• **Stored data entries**

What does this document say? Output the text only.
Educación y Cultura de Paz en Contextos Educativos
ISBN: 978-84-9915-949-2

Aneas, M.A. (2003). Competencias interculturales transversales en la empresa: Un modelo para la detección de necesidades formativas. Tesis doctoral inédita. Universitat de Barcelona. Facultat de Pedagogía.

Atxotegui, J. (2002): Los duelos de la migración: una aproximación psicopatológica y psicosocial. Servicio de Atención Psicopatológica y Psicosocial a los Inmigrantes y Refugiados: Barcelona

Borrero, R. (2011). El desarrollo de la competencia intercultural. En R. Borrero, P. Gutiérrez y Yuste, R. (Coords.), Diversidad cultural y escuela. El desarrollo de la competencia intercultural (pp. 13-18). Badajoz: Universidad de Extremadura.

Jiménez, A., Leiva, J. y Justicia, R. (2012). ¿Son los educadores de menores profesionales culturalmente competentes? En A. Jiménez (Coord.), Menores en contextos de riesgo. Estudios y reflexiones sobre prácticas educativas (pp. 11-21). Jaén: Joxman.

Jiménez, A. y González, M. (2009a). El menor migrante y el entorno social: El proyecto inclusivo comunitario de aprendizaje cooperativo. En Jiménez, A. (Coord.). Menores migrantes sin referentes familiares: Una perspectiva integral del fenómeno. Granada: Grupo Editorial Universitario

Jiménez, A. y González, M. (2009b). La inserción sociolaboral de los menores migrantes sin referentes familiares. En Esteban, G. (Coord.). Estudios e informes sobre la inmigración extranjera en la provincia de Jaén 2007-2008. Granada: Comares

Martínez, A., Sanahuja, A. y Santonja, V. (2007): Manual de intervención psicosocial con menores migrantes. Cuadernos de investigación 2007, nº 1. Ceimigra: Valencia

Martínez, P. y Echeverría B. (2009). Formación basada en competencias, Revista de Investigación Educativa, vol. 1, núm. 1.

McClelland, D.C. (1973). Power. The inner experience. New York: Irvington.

• **Exercise brief**
The records above should be returned exactly.

• **Written response**
What does this document say? Output the text only.
Educación y Cultura de Paz en Contextos Educativos
ISBN: 978-84-9915-949-2

Aneas, M.A. (2003). Competencias interculturales transversales en la empresa: Un modelo para la detección de necesidades formativas. Tesis doctoral inédita. Universitat de Barcelona. Facultat de Pedagogía.

Atxotegui, J. (2002): Los duelos de la migración: una aproximación psicopatológica y psicosocial. Servicio de Atención Psicopatológica y Psicosocial a los Inmigrantes y Refugiados: Barcelona

Borrero, R. (2011). El desarrollo de la competencia intercultural. En R. Borrero, P. Gutiérrez y Yuste, R. (Coords.), Diversidad cultural y escuela. El desarrollo de la competencia intercultural (pp. 13-18). Badajoz: Universidad de Extremadura.

Jiménez, A., Leiva, J. y Justicia, R. (2012). ¿Son los educadores de menores profesionales culturalmente competentes? En A. Jiménez (Coord.), Menores en contextos de riesgo. Estudios y reflexiones sobre prácticas educativas (pp. 11-21). Jaén: Joxman.

Jiménez, A. y González, M. (2009a). El menor migrante y el entorno social: El proyecto inclusivo comunitario de aprendizaje cooperativo. En Jiménez, A. (Coord.). Menores migrantes sin referentes familiares: Una perspectiva integral del fenómeno. Granada: Grupo Editorial Universitario

Jiménez, A. y González, M. (2009b). La inserción sociolaboral de los menores migrantes sin referentes familiares. En Esteban, G. (Coord.). Estudios e informes sobre la inmigración extranjera en la provincia de Jaén 2007-2008. Granada: Comares

Martínez, A., Sanahuja, A. y Santonja, V. (2007): Manual de intervención psicosocial con menores migrantes. Cuadernos de investigación 2007, nº 1. Ceimigra: Valencia

Martínez, P. y Echeverría B. (2009). Formación basada en competencias, Revista de Investigación Educativa, vol. 1, núm. 1.

McClelland, D.C. (1973). Power. The inner experience. New York: Irvington.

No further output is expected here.